*Work instructions:* Copy out the material below in full, but not its images.

*Exercise inputs:*
>>>>

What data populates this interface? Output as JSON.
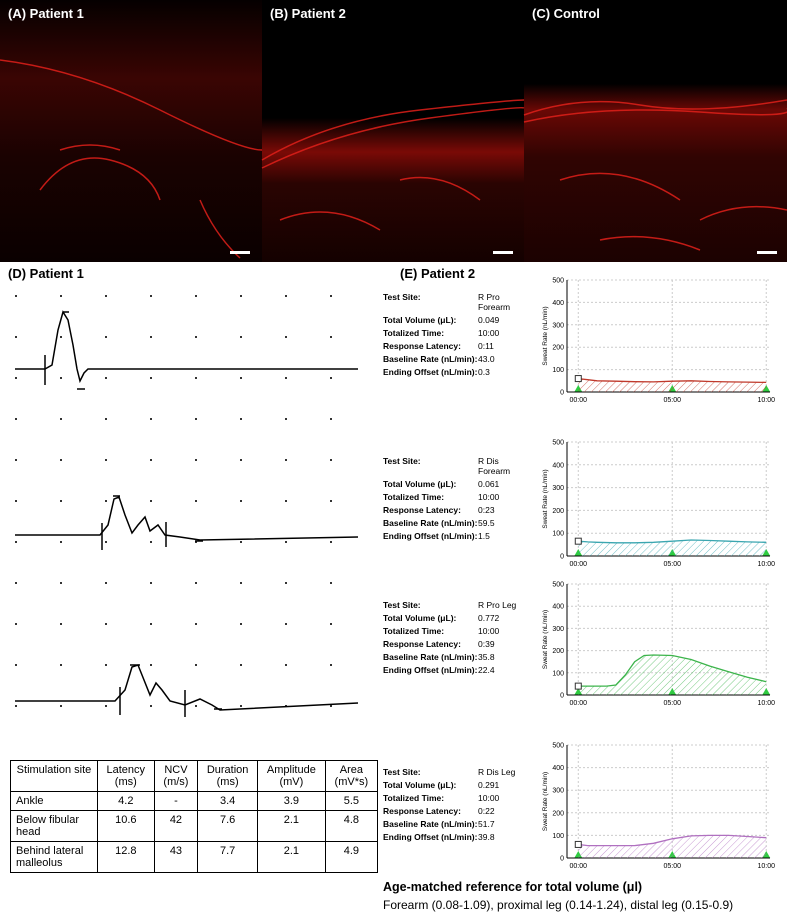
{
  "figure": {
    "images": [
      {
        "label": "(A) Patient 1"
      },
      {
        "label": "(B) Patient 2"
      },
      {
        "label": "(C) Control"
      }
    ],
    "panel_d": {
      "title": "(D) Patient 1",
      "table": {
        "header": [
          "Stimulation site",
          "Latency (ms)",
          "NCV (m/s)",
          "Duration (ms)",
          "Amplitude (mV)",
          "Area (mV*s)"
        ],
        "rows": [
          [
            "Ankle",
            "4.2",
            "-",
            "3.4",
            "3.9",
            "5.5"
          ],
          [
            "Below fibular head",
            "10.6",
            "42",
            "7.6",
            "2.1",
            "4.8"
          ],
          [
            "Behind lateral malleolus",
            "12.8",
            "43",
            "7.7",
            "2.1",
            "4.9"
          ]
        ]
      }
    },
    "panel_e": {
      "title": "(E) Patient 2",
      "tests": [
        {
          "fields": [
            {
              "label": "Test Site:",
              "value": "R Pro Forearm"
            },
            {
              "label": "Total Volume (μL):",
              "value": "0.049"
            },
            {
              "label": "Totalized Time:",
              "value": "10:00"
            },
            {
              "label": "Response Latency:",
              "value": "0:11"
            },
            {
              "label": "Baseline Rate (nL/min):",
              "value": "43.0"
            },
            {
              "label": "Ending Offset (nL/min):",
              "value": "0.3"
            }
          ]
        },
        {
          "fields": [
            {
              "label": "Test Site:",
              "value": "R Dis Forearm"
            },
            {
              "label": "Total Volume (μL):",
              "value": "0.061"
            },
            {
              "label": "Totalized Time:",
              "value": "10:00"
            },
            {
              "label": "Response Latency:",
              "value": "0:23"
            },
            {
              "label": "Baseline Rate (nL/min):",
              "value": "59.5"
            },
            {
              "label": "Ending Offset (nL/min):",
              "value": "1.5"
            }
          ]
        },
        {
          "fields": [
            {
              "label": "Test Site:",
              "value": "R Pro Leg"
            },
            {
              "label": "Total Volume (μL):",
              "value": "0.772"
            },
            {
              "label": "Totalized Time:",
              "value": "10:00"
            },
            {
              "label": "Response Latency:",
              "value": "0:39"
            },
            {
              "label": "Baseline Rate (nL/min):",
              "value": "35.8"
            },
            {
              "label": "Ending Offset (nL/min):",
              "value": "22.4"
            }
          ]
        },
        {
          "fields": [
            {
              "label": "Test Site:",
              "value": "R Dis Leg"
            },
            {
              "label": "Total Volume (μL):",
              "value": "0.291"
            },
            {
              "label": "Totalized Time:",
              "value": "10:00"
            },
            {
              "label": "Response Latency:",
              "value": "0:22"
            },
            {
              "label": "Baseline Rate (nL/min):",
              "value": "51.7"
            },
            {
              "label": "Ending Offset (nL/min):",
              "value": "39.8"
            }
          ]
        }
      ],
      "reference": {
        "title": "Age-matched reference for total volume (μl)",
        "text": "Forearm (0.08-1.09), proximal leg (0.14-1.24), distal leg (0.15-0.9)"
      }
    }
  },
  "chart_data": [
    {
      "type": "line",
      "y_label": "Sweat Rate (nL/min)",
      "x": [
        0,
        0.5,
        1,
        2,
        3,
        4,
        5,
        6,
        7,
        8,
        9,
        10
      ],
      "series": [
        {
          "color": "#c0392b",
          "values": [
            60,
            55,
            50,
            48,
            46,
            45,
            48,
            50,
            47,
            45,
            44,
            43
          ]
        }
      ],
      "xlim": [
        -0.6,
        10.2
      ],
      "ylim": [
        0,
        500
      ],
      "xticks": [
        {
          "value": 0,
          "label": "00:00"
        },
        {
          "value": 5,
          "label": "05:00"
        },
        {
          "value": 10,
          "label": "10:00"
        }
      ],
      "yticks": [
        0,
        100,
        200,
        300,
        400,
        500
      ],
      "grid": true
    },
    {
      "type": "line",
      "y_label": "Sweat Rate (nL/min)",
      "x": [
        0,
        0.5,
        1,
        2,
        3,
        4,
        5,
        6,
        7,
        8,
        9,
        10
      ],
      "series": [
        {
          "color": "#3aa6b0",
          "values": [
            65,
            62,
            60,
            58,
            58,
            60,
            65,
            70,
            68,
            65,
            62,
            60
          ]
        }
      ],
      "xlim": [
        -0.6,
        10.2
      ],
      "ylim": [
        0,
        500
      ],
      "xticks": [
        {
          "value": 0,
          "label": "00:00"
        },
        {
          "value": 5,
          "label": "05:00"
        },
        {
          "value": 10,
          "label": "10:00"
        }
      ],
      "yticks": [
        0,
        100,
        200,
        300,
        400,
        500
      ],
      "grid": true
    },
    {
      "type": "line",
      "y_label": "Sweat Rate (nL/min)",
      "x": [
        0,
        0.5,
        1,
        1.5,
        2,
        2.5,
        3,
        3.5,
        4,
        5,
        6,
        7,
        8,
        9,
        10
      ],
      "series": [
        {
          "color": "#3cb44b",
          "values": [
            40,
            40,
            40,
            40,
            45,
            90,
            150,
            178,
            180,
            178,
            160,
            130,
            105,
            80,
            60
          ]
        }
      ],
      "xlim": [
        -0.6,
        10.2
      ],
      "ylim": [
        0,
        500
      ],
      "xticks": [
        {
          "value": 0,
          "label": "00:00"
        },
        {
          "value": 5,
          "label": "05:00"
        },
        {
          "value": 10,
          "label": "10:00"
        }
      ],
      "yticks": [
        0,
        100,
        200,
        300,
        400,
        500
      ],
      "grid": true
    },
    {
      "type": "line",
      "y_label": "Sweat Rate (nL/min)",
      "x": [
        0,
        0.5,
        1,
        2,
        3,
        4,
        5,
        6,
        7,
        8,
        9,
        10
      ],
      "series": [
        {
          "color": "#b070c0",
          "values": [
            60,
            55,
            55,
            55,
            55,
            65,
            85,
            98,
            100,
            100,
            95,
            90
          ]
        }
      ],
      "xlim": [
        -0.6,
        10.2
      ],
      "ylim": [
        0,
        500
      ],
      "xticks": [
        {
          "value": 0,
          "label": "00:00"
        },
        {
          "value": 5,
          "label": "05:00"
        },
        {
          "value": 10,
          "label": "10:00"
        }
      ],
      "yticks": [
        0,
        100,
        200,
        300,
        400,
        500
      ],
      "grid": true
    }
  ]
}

<<<<

*Solution for this exercise:*
What data populates this interface? Output as JSON.
{
  "figure": {
    "images": [
      {
        "label": "(A) Patient 1"
      },
      {
        "label": "(B) Patient 2"
      },
      {
        "label": "(C) Control"
      }
    ],
    "panel_d": {
      "title": "(D) Patient 1",
      "table": {
        "header": [
          "Stimulation site",
          "Latency (ms)",
          "NCV (m/s)",
          "Duration (ms)",
          "Amplitude (mV)",
          "Area (mV*s)"
        ],
        "rows": [
          [
            "Ankle",
            "4.2",
            "-",
            "3.4",
            "3.9",
            "5.5"
          ],
          [
            "Below fibular head",
            "10.6",
            "42",
            "7.6",
            "2.1",
            "4.8"
          ],
          [
            "Behind lateral malleolus",
            "12.8",
            "43",
            "7.7",
            "2.1",
            "4.9"
          ]
        ]
      }
    },
    "panel_e": {
      "title": "(E) Patient 2",
      "tests": [
        {
          "fields": [
            {
              "label": "Test Site:",
              "value": "R Pro Forearm"
            },
            {
              "label": "Total Volume (μL):",
              "value": "0.049"
            },
            {
              "label": "Totalized Time:",
              "value": "10:00"
            },
            {
              "label": "Response Latency:",
              "value": "0:11"
            },
            {
              "label": "Baseline Rate (nL/min):",
              "value": "43.0"
            },
            {
              "label": "Ending Offset (nL/min):",
              "value": "0.3"
            }
          ]
        },
        {
          "fields": [
            {
              "label": "Test Site:",
              "value": "R Dis Forearm"
            },
            {
              "label": "Total Volume (μL):",
              "value": "0.061"
            },
            {
              "label": "Totalized Time:",
              "value": "10:00"
            },
            {
              "label": "Response Latency:",
              "value": "0:23"
            },
            {
              "label": "Baseline Rate (nL/min):",
              "value": "59.5"
            },
            {
              "label": "Ending Offset (nL/min):",
              "value": "1.5"
            }
          ]
        },
        {
          "fields": [
            {
              "label": "Test Site:",
              "value": "R Pro Leg"
            },
            {
              "label": "Total Volume (μL):",
              "value": "0.772"
            },
            {
              "label": "Totalized Time:",
              "value": "10:00"
            },
            {
              "label": "Response Latency:",
              "value": "0:39"
            },
            {
              "label": "Baseline Rate (nL/min):",
              "value": "35.8"
            },
            {
              "label": "Ending Offset (nL/min):",
              "value": "22.4"
            }
          ]
        },
        {
          "fields": [
            {
              "label": "Test Site:",
              "value": "R Dis Leg"
            },
            {
              "label": "Total Volume (μL):",
              "value": "0.291"
            },
            {
              "label": "Totalized Time:",
              "value": "10:00"
            },
            {
              "label": "Response Latency:",
              "value": "0:22"
            },
            {
              "label": "Baseline Rate (nL/min):",
              "value": "51.7"
            },
            {
              "label": "Ending Offset (nL/min):",
              "value": "39.8"
            }
          ]
        }
      ],
      "reference": {
        "title": "Age-matched reference for total volume (μl)",
        "text": "Forearm (0.08-1.09), proximal leg (0.14-1.24), distal leg (0.15-0.9)"
      }
    }
  },
  "chart_data": [
    {
      "type": "line",
      "y_label": "Sweat Rate (nL/min)",
      "x": [
        0,
        0.5,
        1,
        2,
        3,
        4,
        5,
        6,
        7,
        8,
        9,
        10
      ],
      "series": [
        {
          "color": "#c0392b",
          "values": [
            60,
            55,
            50,
            48,
            46,
            45,
            48,
            50,
            47,
            45,
            44,
            43
          ]
        }
      ],
      "xlim": [
        -0.6,
        10.2
      ],
      "ylim": [
        0,
        500
      ],
      "xticks": [
        {
          "value": 0,
          "label": "00:00"
        },
        {
          "value": 5,
          "label": "05:00"
        },
        {
          "value": 10,
          "label": "10:00"
        }
      ],
      "yticks": [
        0,
        100,
        200,
        300,
        400,
        500
      ],
      "grid": true
    },
    {
      "type": "line",
      "y_label": "Sweat Rate (nL/min)",
      "x": [
        0,
        0.5,
        1,
        2,
        3,
        4,
        5,
        6,
        7,
        8,
        9,
        10
      ],
      "series": [
        {
          "color": "#3aa6b0",
          "values": [
            65,
            62,
            60,
            58,
            58,
            60,
            65,
            70,
            68,
            65,
            62,
            60
          ]
        }
      ],
      "xlim": [
        -0.6,
        10.2
      ],
      "ylim": [
        0,
        500
      ],
      "xticks": [
        {
          "value": 0,
          "label": "00:00"
        },
        {
          "value": 5,
          "label": "05:00"
        },
        {
          "value": 10,
          "label": "10:00"
        }
      ],
      "yticks": [
        0,
        100,
        200,
        300,
        400,
        500
      ],
      "grid": true
    },
    {
      "type": "line",
      "y_label": "Sweat Rate (nL/min)",
      "x": [
        0,
        0.5,
        1,
        1.5,
        2,
        2.5,
        3,
        3.5,
        4,
        5,
        6,
        7,
        8,
        9,
        10
      ],
      "series": [
        {
          "color": "#3cb44b",
          "values": [
            40,
            40,
            40,
            40,
            45,
            90,
            150,
            178,
            180,
            178,
            160,
            130,
            105,
            80,
            60
          ]
        }
      ],
      "xlim": [
        -0.6,
        10.2
      ],
      "ylim": [
        0,
        500
      ],
      "xticks": [
        {
          "value": 0,
          "label": "00:00"
        },
        {
          "value": 5,
          "label": "05:00"
        },
        {
          "value": 10,
          "label": "10:00"
        }
      ],
      "yticks": [
        0,
        100,
        200,
        300,
        400,
        500
      ],
      "grid": true
    },
    {
      "type": "line",
      "y_label": "Sweat Rate (nL/min)",
      "x": [
        0,
        0.5,
        1,
        2,
        3,
        4,
        5,
        6,
        7,
        8,
        9,
        10
      ],
      "series": [
        {
          "color": "#b070c0",
          "values": [
            60,
            55,
            55,
            55,
            55,
            65,
            85,
            98,
            100,
            100,
            95,
            90
          ]
        }
      ],
      "xlim": [
        -0.6,
        10.2
      ],
      "ylim": [
        0,
        500
      ],
      "xticks": [
        {
          "value": 0,
          "label": "00:00"
        },
        {
          "value": 5,
          "label": "05:00"
        },
        {
          "value": 10,
          "label": "10:00"
        }
      ],
      "yticks": [
        0,
        100,
        200,
        300,
        400,
        500
      ],
      "grid": true
    }
  ]
}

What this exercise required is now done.